(Figure content listings)
** begin **

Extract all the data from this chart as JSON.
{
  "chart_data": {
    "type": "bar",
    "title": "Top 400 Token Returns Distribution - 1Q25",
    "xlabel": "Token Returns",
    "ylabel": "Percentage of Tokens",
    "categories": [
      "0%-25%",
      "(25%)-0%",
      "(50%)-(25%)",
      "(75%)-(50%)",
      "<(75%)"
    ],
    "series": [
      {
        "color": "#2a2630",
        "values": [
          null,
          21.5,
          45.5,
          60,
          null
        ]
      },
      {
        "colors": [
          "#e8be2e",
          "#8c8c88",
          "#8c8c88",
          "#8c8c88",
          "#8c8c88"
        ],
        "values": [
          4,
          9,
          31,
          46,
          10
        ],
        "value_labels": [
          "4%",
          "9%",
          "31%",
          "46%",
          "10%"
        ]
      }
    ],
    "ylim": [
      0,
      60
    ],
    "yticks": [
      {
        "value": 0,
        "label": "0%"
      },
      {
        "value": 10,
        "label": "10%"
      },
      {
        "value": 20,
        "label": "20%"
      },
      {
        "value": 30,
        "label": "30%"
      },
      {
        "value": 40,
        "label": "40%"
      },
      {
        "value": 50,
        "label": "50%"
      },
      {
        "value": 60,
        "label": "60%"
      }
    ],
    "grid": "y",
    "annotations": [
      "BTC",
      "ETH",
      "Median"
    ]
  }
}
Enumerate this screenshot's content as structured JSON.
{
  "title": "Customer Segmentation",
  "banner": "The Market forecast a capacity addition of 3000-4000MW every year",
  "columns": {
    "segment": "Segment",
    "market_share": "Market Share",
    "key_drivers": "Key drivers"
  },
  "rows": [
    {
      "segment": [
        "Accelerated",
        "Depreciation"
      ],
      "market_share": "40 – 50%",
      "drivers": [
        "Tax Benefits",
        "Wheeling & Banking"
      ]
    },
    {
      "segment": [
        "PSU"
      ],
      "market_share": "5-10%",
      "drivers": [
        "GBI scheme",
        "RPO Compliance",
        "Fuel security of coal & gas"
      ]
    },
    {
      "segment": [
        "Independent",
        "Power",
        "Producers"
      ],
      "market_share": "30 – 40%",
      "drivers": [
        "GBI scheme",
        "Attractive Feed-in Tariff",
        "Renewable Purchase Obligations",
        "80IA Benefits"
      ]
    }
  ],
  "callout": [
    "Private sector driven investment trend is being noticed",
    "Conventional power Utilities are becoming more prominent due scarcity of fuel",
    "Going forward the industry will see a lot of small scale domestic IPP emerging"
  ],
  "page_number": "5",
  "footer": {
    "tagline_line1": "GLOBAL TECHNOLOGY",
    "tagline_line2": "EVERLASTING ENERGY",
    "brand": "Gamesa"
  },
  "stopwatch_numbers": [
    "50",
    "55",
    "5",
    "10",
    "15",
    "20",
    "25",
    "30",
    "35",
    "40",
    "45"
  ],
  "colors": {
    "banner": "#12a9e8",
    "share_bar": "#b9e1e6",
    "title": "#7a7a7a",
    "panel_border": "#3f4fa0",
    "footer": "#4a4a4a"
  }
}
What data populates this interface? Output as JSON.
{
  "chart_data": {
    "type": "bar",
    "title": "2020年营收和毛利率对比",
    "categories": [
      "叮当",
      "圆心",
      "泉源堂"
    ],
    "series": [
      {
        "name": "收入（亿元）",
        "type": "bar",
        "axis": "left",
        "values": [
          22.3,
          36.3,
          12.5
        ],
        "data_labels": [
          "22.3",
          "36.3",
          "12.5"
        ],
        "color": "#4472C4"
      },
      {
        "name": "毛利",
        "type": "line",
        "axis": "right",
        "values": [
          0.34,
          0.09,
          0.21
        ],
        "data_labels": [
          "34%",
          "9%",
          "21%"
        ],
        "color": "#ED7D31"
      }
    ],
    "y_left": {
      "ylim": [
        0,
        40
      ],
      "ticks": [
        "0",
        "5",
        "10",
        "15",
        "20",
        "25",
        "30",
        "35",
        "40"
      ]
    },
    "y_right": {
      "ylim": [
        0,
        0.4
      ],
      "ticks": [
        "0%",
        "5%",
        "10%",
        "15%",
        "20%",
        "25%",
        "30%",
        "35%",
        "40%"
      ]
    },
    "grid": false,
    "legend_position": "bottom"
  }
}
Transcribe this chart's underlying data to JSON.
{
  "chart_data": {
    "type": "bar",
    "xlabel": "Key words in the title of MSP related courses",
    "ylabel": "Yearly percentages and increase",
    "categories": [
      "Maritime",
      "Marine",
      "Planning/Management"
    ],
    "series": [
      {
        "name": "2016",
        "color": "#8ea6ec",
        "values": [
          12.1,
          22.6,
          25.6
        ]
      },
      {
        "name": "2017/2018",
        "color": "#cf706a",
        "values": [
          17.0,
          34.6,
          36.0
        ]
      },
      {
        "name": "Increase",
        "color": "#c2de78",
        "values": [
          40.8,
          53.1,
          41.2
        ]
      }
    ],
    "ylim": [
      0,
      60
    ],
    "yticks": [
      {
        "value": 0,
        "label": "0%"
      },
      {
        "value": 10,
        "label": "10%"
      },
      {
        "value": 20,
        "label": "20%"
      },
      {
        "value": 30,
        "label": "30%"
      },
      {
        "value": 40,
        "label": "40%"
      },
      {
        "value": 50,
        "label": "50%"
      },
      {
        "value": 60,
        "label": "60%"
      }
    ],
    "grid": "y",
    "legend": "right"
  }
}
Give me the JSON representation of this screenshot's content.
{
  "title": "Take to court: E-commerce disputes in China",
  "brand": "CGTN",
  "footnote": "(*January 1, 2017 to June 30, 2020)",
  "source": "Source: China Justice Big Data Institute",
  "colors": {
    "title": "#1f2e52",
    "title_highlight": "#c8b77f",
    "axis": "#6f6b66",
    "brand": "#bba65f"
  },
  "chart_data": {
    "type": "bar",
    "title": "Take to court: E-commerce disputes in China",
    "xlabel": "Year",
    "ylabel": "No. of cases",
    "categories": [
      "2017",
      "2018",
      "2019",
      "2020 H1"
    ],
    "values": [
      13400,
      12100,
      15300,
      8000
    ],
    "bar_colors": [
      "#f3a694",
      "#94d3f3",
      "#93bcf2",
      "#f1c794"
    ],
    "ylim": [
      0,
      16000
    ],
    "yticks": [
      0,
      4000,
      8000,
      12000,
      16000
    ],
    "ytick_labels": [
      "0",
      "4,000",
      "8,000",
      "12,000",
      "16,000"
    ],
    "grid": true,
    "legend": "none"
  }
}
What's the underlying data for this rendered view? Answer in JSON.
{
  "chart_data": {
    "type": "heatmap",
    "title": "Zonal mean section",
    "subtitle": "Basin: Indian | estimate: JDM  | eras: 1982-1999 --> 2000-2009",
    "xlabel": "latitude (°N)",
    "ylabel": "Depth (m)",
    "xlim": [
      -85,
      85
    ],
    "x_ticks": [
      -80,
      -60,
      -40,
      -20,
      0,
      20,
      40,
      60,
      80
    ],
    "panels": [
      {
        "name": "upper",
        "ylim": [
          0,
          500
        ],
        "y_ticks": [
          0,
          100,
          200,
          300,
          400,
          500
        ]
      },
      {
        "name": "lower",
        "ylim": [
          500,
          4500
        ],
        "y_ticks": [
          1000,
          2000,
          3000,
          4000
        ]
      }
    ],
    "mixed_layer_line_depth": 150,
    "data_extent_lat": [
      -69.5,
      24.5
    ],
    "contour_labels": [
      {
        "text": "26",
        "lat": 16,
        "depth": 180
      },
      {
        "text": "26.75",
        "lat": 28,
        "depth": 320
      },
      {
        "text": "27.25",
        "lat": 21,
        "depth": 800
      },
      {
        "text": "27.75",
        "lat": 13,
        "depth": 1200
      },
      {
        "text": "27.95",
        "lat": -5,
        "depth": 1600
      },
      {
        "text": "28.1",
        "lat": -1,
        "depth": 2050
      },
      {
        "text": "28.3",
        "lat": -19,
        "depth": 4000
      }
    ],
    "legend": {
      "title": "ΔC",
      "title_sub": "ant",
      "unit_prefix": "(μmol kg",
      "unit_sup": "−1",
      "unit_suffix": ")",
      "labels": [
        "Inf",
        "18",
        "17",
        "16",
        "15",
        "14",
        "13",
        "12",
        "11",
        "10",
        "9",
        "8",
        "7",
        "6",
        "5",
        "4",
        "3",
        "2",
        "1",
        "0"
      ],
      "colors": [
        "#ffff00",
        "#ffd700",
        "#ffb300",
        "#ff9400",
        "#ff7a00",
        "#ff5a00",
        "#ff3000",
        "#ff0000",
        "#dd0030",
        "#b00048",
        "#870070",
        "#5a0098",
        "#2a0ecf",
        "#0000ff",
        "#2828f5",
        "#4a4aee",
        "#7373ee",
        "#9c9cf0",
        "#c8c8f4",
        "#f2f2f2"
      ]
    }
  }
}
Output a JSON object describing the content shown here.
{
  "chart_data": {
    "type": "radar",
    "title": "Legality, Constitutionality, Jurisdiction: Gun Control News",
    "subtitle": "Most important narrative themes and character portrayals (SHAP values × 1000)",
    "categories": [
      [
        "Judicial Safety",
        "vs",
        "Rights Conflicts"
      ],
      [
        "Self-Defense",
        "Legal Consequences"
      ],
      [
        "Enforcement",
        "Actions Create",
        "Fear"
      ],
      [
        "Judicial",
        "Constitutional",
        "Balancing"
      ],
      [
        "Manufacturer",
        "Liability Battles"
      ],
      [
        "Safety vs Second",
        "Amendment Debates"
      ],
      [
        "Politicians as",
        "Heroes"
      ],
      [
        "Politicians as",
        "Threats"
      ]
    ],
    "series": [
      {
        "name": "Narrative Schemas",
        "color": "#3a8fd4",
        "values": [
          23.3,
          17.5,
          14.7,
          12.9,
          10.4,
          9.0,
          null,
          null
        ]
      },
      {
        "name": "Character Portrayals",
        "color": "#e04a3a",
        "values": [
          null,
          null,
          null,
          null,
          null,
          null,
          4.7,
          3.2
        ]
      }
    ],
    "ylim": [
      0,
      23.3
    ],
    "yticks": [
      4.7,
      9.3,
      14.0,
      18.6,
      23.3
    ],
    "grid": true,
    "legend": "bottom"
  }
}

** end **

**Problem details**
From the data above, copy out every line with the string "Take" in it.

**Correct output**
  "title": "Take to court: E-commerce disputes in China",
    "title": "Take to court: E-commerce disputes in China",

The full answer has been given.